» **Tarefa**
Transcreve fielmente o trecho do texto sobre o esquecimento de nomes que começa em "Porquê? Porque a" e termina em "contexto nem cor.".
### Excerto a ler
Quantas vezes já te aconteceu acabares de ser apresentado a alguém, trocas duas ou três palavras com simpatia e, passados uns minutos, o nome da pessoa desapareceu da tua cabeça como se nunca o tivesses ouvido? Não és o único. Aliás, este é um fenómeno tão comum que a psicologia já lhe dedicou vários estudos.

Um dos mais curiosos é conhecido como o paradoxo Baker/baker. Neste estudo, dois grupos de participantes viam a mesma fotografia de um rosto desconhecido. Ao primeiro grupo era dito que aquela pessoa se chamava Baker (um apelido comum em inglês). Ao segundo grupo era dito que aquela pessoa era "baker", "padeiro" em português. O resultado? As pessoas lembravam-se com muito mais facilidade da profissão do que do nome.

Porquê? Porque a nossa memória adora significados, imagens e histórias. Quando ouvimos "padeiro", o cérebro dispara: pensamos em pão quente, farinha, madrugadas e padarias de bairro. Mas quando ouvimos "Baker", não há nenhuma associação imediata - é apenas um nome, sem contexto nem cor.
######
### Registos apresentados
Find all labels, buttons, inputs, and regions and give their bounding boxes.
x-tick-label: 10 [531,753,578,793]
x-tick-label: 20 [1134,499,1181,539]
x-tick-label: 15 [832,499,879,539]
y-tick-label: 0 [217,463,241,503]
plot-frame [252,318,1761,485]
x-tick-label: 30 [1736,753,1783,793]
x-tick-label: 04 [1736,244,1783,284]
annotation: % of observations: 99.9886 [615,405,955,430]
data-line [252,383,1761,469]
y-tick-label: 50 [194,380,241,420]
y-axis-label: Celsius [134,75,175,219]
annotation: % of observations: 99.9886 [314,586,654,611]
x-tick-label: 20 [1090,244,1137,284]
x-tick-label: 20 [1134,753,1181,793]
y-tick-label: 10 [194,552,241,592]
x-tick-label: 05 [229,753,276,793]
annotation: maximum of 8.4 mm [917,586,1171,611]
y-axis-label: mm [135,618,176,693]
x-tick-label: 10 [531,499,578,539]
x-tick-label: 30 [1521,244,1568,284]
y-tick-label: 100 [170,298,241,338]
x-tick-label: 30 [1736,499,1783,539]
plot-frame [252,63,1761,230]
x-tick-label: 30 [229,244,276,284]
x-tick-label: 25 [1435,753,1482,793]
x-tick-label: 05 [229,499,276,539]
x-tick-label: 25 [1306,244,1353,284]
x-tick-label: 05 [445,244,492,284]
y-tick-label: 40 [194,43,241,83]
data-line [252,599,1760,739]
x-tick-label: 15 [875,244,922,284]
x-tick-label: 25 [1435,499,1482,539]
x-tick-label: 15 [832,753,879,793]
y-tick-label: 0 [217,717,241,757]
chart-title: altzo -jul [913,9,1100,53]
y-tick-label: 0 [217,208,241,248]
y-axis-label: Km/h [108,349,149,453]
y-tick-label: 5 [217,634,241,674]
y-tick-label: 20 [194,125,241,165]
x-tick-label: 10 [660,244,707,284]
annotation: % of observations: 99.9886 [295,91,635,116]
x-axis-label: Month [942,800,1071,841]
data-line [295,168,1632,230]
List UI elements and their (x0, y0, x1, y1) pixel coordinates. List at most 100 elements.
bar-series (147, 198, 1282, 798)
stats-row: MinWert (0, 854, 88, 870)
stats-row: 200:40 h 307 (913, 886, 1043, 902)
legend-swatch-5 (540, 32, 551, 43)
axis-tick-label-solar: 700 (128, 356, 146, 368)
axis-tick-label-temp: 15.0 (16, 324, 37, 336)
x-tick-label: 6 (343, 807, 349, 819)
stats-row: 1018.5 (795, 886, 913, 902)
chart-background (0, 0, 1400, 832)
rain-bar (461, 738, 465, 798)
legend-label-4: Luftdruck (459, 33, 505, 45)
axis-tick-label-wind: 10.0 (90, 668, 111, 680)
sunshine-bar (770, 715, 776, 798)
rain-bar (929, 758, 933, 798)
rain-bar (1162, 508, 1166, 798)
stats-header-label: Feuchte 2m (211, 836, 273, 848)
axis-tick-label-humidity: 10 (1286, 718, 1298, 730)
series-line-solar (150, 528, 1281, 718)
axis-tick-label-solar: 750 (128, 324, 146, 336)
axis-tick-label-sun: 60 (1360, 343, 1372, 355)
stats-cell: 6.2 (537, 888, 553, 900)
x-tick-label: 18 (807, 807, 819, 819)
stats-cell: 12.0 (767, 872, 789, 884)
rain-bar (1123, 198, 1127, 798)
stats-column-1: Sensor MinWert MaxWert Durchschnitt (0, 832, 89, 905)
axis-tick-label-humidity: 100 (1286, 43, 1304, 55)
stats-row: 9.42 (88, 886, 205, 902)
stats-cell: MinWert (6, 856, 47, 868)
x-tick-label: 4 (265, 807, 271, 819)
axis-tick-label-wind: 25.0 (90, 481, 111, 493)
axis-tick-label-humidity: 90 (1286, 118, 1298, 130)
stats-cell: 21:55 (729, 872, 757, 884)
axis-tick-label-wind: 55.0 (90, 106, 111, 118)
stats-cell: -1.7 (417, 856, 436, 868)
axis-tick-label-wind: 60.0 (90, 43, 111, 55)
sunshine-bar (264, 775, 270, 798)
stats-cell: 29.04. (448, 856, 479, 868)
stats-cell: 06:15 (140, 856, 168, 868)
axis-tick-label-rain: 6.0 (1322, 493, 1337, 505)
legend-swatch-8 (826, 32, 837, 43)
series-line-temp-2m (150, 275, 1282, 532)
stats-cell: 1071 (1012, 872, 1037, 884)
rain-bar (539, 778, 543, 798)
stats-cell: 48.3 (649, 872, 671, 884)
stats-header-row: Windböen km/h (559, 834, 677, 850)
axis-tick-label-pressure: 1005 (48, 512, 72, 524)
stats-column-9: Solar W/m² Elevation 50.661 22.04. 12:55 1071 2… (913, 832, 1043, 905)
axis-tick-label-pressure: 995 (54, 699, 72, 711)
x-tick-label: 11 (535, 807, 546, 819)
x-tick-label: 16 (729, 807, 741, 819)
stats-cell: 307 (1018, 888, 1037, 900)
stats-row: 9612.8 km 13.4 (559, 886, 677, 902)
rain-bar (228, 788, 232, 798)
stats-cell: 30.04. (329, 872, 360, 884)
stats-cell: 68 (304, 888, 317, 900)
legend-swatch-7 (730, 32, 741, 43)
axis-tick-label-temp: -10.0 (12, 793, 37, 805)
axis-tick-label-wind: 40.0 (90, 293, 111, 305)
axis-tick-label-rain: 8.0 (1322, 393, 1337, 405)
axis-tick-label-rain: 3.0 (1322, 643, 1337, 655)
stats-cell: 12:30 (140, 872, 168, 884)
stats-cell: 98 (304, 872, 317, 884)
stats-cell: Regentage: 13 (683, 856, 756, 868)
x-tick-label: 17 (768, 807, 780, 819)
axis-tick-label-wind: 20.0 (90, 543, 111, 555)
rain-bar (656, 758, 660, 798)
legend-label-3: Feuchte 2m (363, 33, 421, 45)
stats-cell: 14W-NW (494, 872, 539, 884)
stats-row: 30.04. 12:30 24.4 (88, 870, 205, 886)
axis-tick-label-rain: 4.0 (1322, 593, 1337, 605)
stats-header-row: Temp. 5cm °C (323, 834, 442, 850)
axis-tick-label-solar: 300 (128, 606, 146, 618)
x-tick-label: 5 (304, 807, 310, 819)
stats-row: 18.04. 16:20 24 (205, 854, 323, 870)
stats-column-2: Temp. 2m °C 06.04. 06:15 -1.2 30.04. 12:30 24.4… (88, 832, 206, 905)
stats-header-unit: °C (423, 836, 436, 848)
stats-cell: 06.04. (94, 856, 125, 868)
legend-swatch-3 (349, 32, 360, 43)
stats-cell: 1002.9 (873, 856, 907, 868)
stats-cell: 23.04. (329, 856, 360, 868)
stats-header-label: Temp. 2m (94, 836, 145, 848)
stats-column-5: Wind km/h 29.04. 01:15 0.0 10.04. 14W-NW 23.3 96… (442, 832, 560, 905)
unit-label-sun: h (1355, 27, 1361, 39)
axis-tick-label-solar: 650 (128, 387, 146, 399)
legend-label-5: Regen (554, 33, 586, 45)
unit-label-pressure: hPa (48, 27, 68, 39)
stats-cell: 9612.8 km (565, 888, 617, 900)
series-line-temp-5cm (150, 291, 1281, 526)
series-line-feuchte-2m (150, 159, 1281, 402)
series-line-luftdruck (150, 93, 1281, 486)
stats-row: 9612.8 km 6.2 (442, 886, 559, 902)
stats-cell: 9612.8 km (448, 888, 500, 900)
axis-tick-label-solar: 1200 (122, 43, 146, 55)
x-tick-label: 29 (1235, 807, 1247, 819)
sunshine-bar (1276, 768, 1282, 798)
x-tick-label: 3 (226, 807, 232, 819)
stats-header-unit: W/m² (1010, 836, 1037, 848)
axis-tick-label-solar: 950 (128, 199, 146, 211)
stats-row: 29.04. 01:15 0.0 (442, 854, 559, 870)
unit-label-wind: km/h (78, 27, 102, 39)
######
» **Resposta à tarefa**
Porquê? Porque a nossa memória adora significados, imagens e histórias. Quando ouvimos "padeiro", o cérebro dispara: pensamos em pão quente, farinha, madrugadas e padarias de bairro. Mas quando ouvimos "Baker", não há nenhuma associação imediata - é apenas um nome, sem contexto nem cor.